= Given instruction =
Work out how many lines in the listing below include the word "JSON". Give nothing but the number.

══════

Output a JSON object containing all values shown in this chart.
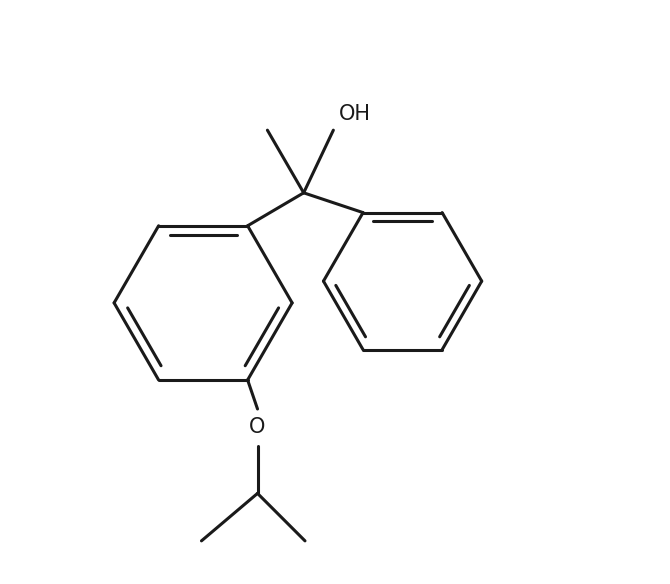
{
  "bg_color": "#ffffff",
  "line_color": "#1a1a1a",
  "line_width": 2.2,
  "fig_width": 6.7,
  "fig_height": 5.84,
  "dpi": 100,
  "oh_label": "OH",
  "o_label": "O",
  "font_size": 15
}
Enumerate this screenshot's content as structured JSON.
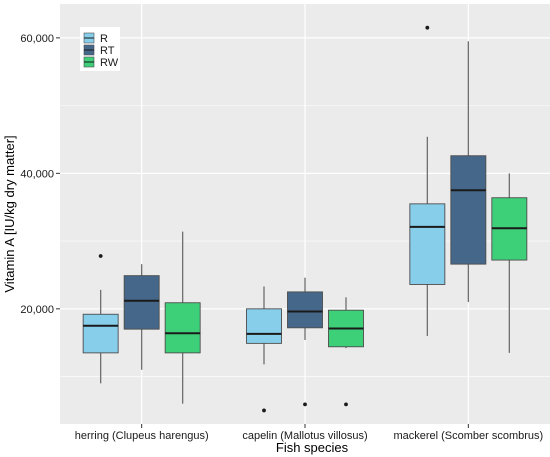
{
  "chart_data": {
    "type": "box",
    "xlabel": "Fish species",
    "ylabel": "Vitamin A [IU/kg dry matter]",
    "ylim": [
      3000,
      65000
    ],
    "y_ticks": [
      20000,
      40000,
      60000
    ],
    "y_tick_labels": [
      "20,000",
      "40,000",
      "60,000"
    ],
    "categories": [
      "herring (Clupeus harengus)",
      "capelin (Mallotus villosus)",
      "mackerel (Scomber scombrus)"
    ],
    "grid": true,
    "legend": {
      "position": "top-left",
      "entries": [
        "R",
        "RT",
        "RW"
      ]
    },
    "colors": {
      "R": "#87ceeb",
      "RT": "#45688a",
      "RW": "#3ecf79",
      "panel": "#ebebeb",
      "grid": "#ffffff"
    },
    "series": [
      {
        "name": "R",
        "boxes": [
          {
            "min": 9000,
            "q1": 13500,
            "median": 17500,
            "q3": 19200,
            "max": 22800,
            "outliers": [
              27800
            ]
          },
          {
            "min": 11800,
            "q1": 14900,
            "median": 16300,
            "q3": 20000,
            "max": 23300,
            "outliers": [
              5000
            ]
          },
          {
            "min": 16000,
            "q1": 23600,
            "median": 32100,
            "q3": 35500,
            "max": 45400,
            "outliers": [
              61500
            ]
          }
        ]
      },
      {
        "name": "RT",
        "boxes": [
          {
            "min": 11000,
            "q1": 17000,
            "median": 21200,
            "q3": 24900,
            "max": 26600,
            "outliers": []
          },
          {
            "min": 15400,
            "q1": 17200,
            "median": 19600,
            "q3": 22500,
            "max": 24600,
            "outliers": [
              5900
            ]
          },
          {
            "min": 21000,
            "q1": 26600,
            "median": 37500,
            "q3": 42600,
            "max": 59500,
            "outliers": []
          }
        ]
      },
      {
        "name": "RW",
        "boxes": [
          {
            "min": 6000,
            "q1": 13500,
            "median": 16400,
            "q3": 20900,
            "max": 31400,
            "outliers": []
          },
          {
            "min": 14200,
            "q1": 14400,
            "median": 17100,
            "q3": 19800,
            "max": 21700,
            "outliers": [
              5900
            ]
          },
          {
            "min": 13500,
            "q1": 27200,
            "median": 31900,
            "q3": 36400,
            "max": 40000,
            "outliers": []
          }
        ]
      }
    ]
  }
}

══════

= Result of the exercise =
2